## SHORT PROBLEM
Set down each line of the material that follows, exactly, with no pictures.

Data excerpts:
[START]

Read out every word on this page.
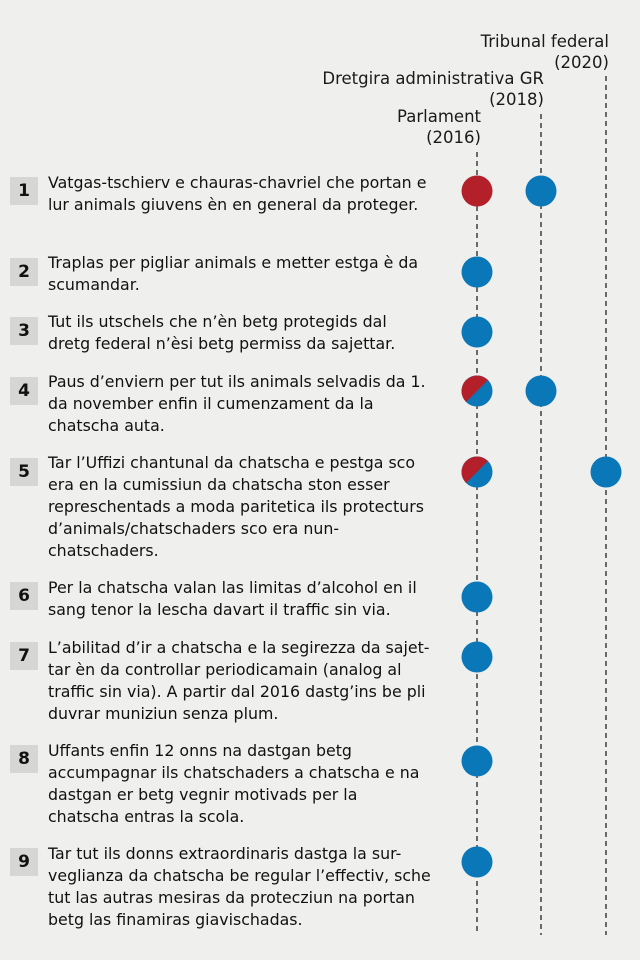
Tribunal federal
(2020)
Dretgira administrativa GR
(2018)
Parlament
(2016)
1	Vatgas-tschierv e chauras-chavriel che portan e lur animals giuvens èn en general da proteger.
2	Traplas per pigliar animals e metter estga è da scumandar.
3	Tut ils utschels che n’èn betg protegids dal dretg federal n’èsi betg permiss da sajettar.
4	Paus d’enviern per tut ils animals selvadis da 1. da november enfin il cumenzament da la chatscha auta.
5	Tar l’Uffizi chantunal da chatscha e pestga sco era en la cumissiun da chatscha ston esser represchentads a moda paritetica ils protecturs d’animals/chatschaders sco era nun-chatschaders.
6	Per la chatscha valan las limitas d’alcohol en il sang tenor la lescha davart il traffic sin via.
7	L’abilitad d’ir a chatscha e la segirezza da sajet-tar èn da controllar periodicamain (analog al traffic sin via). A partir dal 2016 dastg’ins be pli duvrar muniziun senza plum.
8	Uffants enfin 12 onns na dastgan betg accumpagnar ils chatschaders a chatscha e na dastgan er betg vegnir motivads per la chatscha entras la scola.
9	Tar tut ils donns extraordinaris dastga la sur-veglianza da chatscha be regular l’effectiv, sche tut las autras mesiras da protecziun na portan betg las finamiras giavischadas.
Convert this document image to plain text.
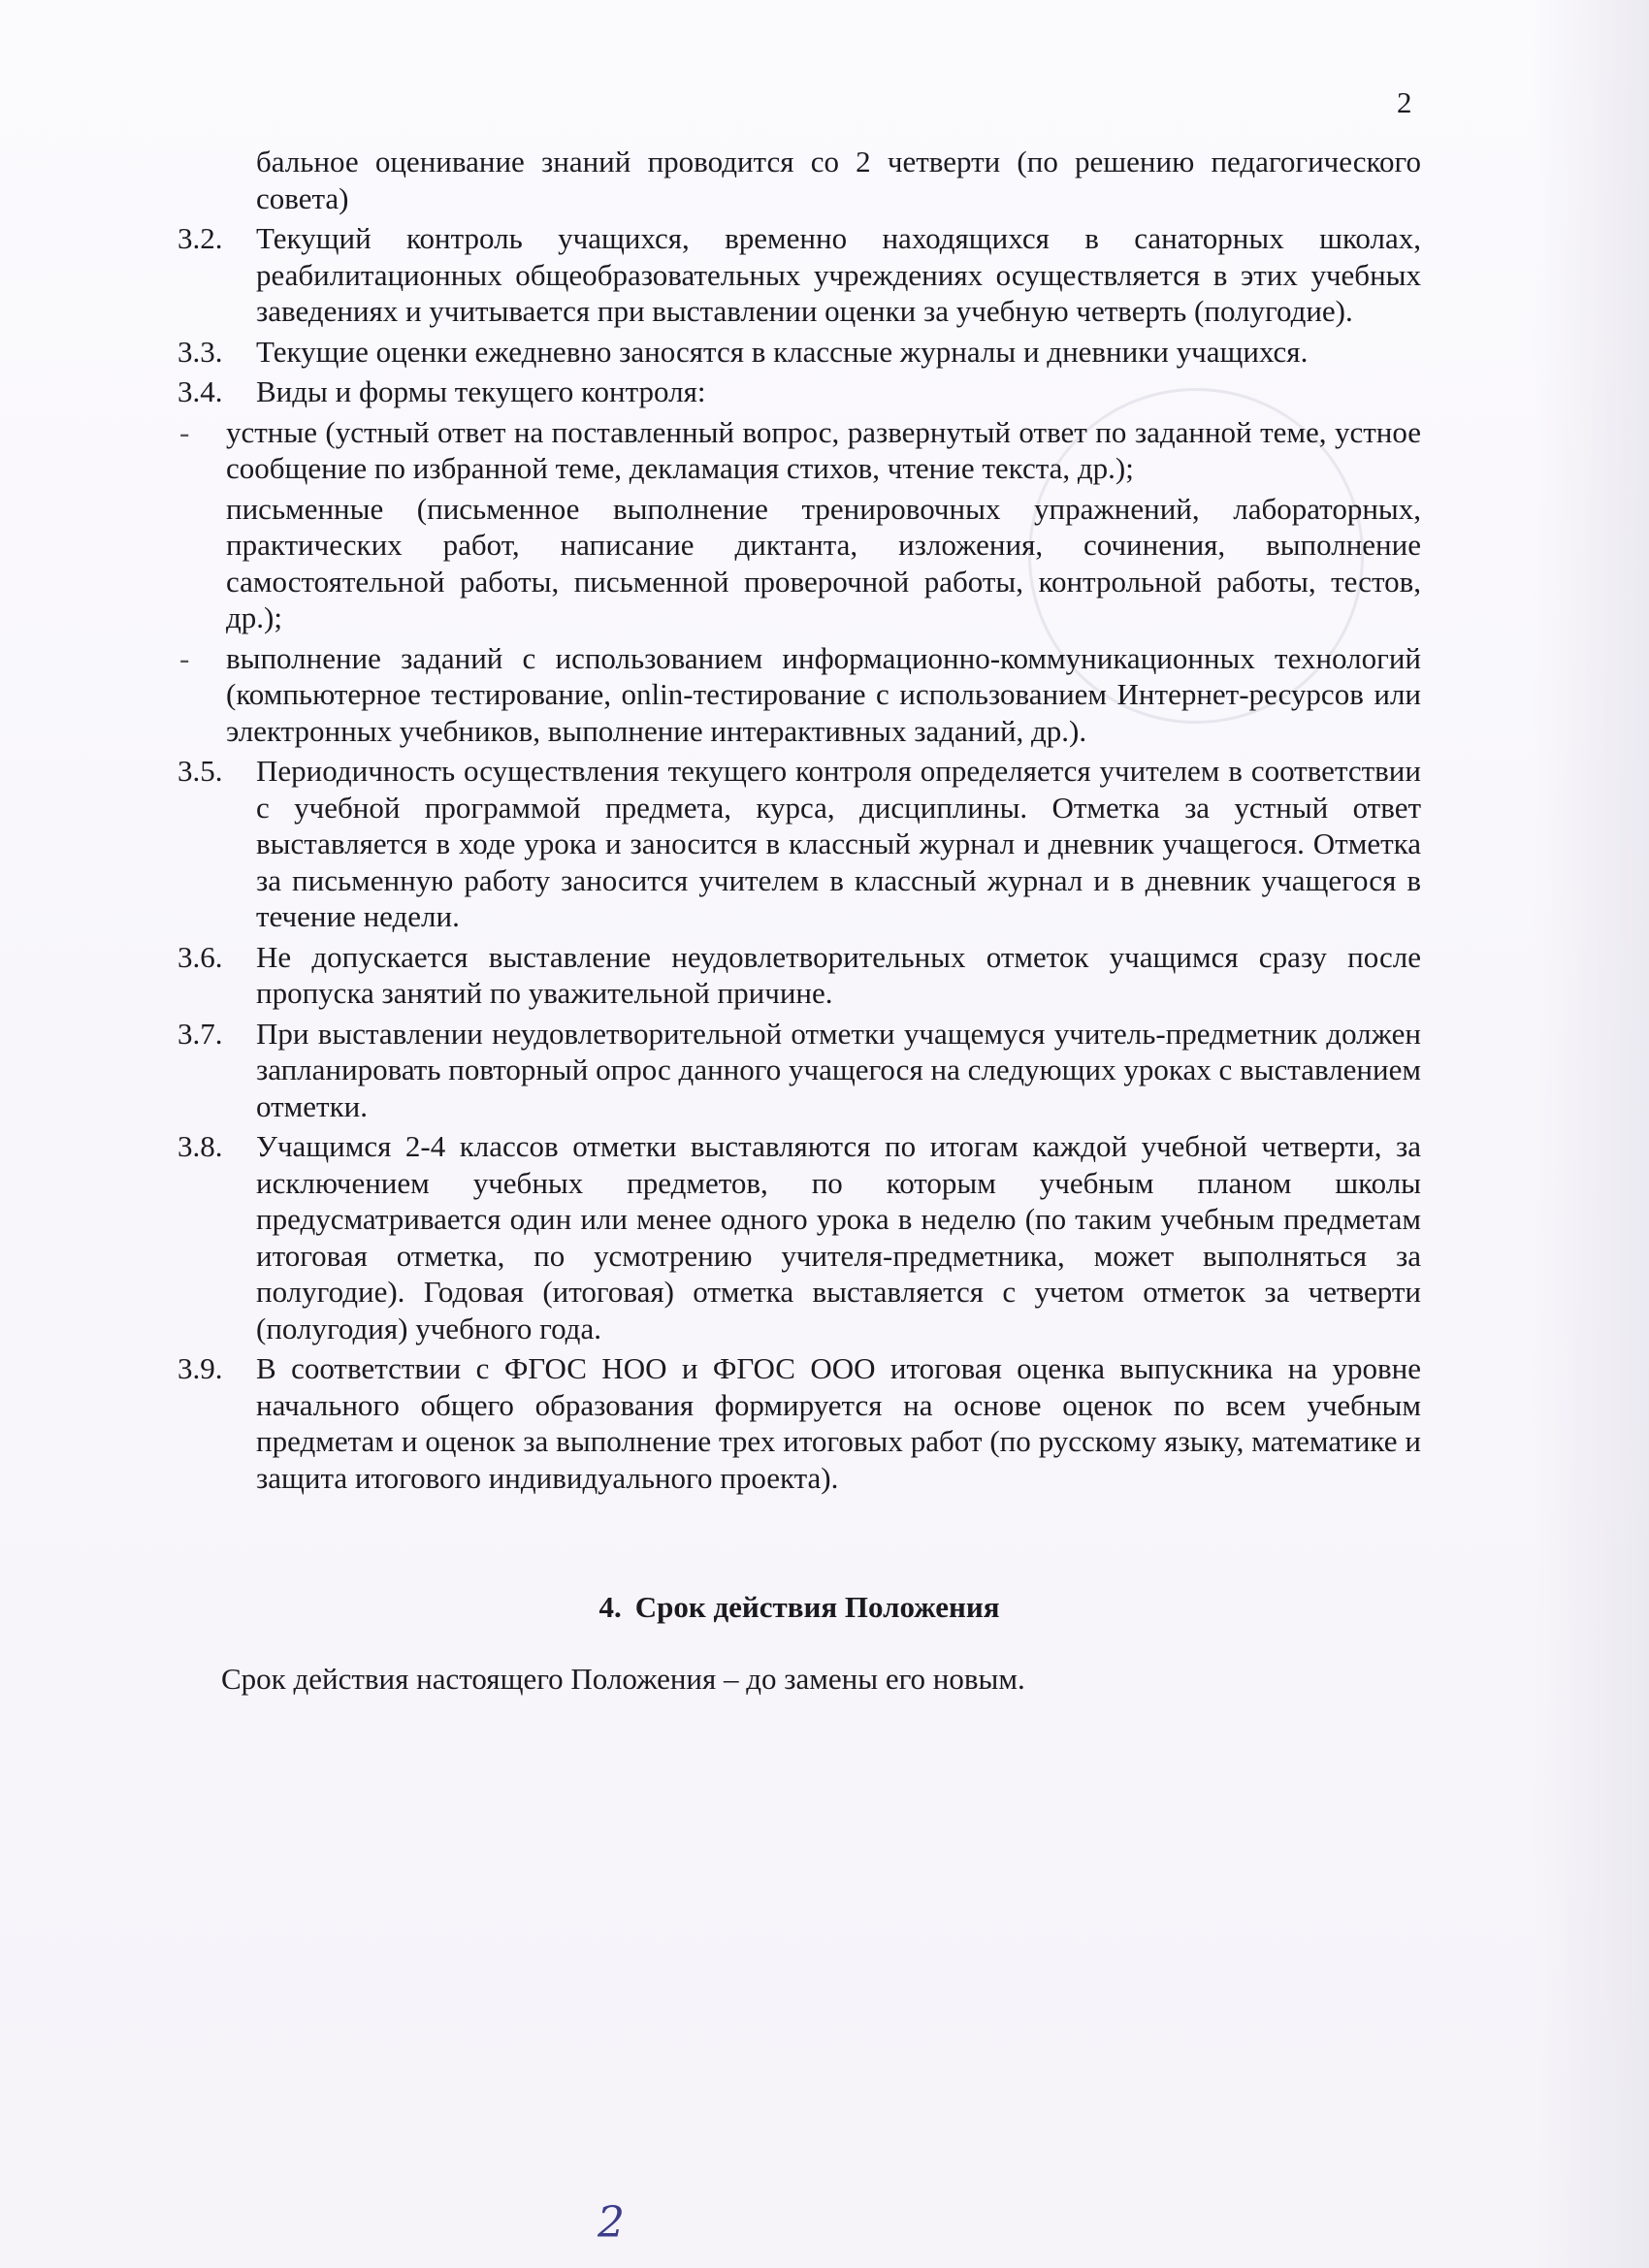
2
бальное оценивание знаний проводится со 2 четверти (по решению педагогического совета)
3.2.	Текущий контроль учащихся, временно находящихся в санаторных школах, реабилитационных общеобразовательных учреждениях осуществляется в этих учебных заведениях и учитывается при выставлении оценки за учебную четверть (полугодие).
3.3.	Текущие оценки ежедневно заносятся в классные журналы и дневники учащихся.
3.4.	Виды и формы текущего контроля:
-	устные (устный ответ на поставленный вопрос, развернутый ответ по заданной теме, устное сообщение по избранной теме, декламация стихов, чтение текста, др.);
письменные (письменное выполнение тренировочных упражнений, лабораторных, практических работ, написание диктанта, изложения, сочинения, выполнение самостоятельной работы, письменной проверочной работы, контрольной работы, тестов, др.);
-	выполнение заданий с использованием информационно-коммуникационных технологий (компьютерное тестирование, onlin-тестирование с использованием Интернет-ресурсов или электронных учебников, выполнение интерактивных заданий, др.).
3.5.	Периодичность осуществления текущего контроля определяется учителем в соответствии с учебной программой предмета, курса, дисциплины. Отметка за устный ответ выставляется в ходе урока и заносится в классный журнал и дневник учащегося. Отметка за письменную работу заносится учителем в классный журнал и в дневник учащегося в течение недели.
3.6.	Не допускается выставление неудовлетворительных отметок учащимся сразу после пропуска занятий по уважительной причине.
3.7.	При выставлении неудовлетворительной отметки учащемуся учитель-предметник должен запланировать повторный опрос данного учащегося на следующих уроках с выставлением отметки.
3.8.	Учащимся 2-4 классов отметки выставляются по итогам каждой учебной четверти, за исключением учебных предметов, по которым учебным планом школы предусматривается один или менее одного урока в неделю (по таким учебным предметам итоговая отметка, по усмотрению учителя-предметника, может выполняться за полугодие). Годовая (итоговая) отметка выставляется с учетом отметок за четверти (полугодия) учебного года.
3.9.	В соответствии с ФГОС НОО и ФГОС ООО итоговая оценка выпускника на уровне начального общего образования формируется на основе оценок по всем учебным предметам и оценок за выполнение трех итоговых работ (по русскому языку, математике и защита итогового индивидуального проекта).
4. Срок действия Положения
Срок действия настоящего Положения – до замены его новым.
2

[END]

## SOLUTION TO THIS TASK
Read out every word on this page.
Tribunal federal
(2020)
Dretgira administrativa GR
(2018)
Parlament
(2016)
1	Vatgas-tschierv e chauras-chavriel che portan e lur animals giuvens èn en general da proteger.
2	Traplas per pigliar animals e metter estga è da scumandar.
3	Tut ils utschels che n’èn betg protegids dal dretg federal n’èsi betg permiss da sajettar.
4	Paus d’enviern per tut ils animals selvadis da 1. da november enfin il cumenzament da la chatscha auta.
5	Tar l’Uffizi chantunal da chatscha e pestga sco era en la cumissiun da chatscha ston esser represchentads a moda paritetica ils protecturs d’animals/chatschaders sco era nun-chatschaders.
6	Per la chatscha valan las limitas d’alcohol en il sang tenor la lescha davart il traffic sin via.
7	L’abilitad d’ir a chatscha e la segirezza da sajet-tar èn da controllar periodicamain (analog al traffic sin via). A partir dal 2016 dastg’ins be pli duvrar muniziun senza plum.
8	Uffants enfin 12 onns na dastgan betg accumpagnar ils chatschaders a chatscha e na dastgan er betg vegnir motivads per la chatscha entras la scola.
9	Tar tut ils donns extraordinaris dastga la sur-veglianza da chatscha be regular l’effectiv, sche tut las autras mesiras da protecziun na portan betg las finamiras giavischadas.
Convert this document image to plain text.
2
бальное оценивание знаний проводится со 2 четверти (по решению педагогического совета)
3.2.	Текущий контроль учащихся, временно находящихся в санаторных школах, реабилитационных общеобразовательных учреждениях осуществляется в этих учебных заведениях и учитывается при выставлении оценки за учебную четверть (полугодие).
3.3.	Текущие оценки ежедневно заносятся в классные журналы и дневники учащихся.
3.4.	Виды и формы текущего контроля:
-	устные (устный ответ на поставленный вопрос, развернутый ответ по заданной теме, устное сообщение по избранной теме, декламация стихов, чтение текста, др.);
письменные (письменное выполнение тренировочных упражнений, лабораторных, практических работ, написание диктанта, изложения, сочинения, выполнение самостоятельной работы, письменной проверочной работы, контрольной работы, тестов, др.);
-	выполнение заданий с использованием информационно-коммуникационных технологий (компьютерное тестирование, onlin-тестирование с использованием Интернет-ресурсов или электронных учебников, выполнение интерактивных заданий, др.).
3.5.	Периодичность осуществления текущего контроля определяется учителем в соответствии с учебной программой предмета, курса, дисциплины. Отметка за устный ответ выставляется в ходе урока и заносится в классный журнал и дневник учащегося. Отметка за письменную работу заносится учителем в классный журнал и в дневник учащегося в течение недели.
3.6.	Не допускается выставление неудовлетворительных отметок учащимся сразу после пропуска занятий по уважительной причине.
3.7.	При выставлении неудовлетворительной отметки учащемуся учитель-предметник должен запланировать повторный опрос данного учащегося на следующих уроках с выставлением отметки.
3.8.	Учащимся 2-4 классов отметки выставляются по итогам каждой учебной четверти, за исключением учебных предметов, по которым учебным планом школы предусматривается один или менее одного урока в неделю (по таким учебным предметам итоговая отметка, по усмотрению учителя-предметника, может выполняться за полугодие). Годовая (итоговая) отметка выставляется с учетом отметок за четверти (полугодия) учебного года.
3.9.	В соответствии с ФГОС НОО и ФГОС ООО итоговая оценка выпускника на уровне начального общего образования формируется на основе оценок по всем учебным предметам и оценок за выполнение трех итоговых работ (по русскому языку, математике и защита итогового индивидуального проекта).
4. Срок действия Положения
Срок действия настоящего Положения – до замены его новым.
2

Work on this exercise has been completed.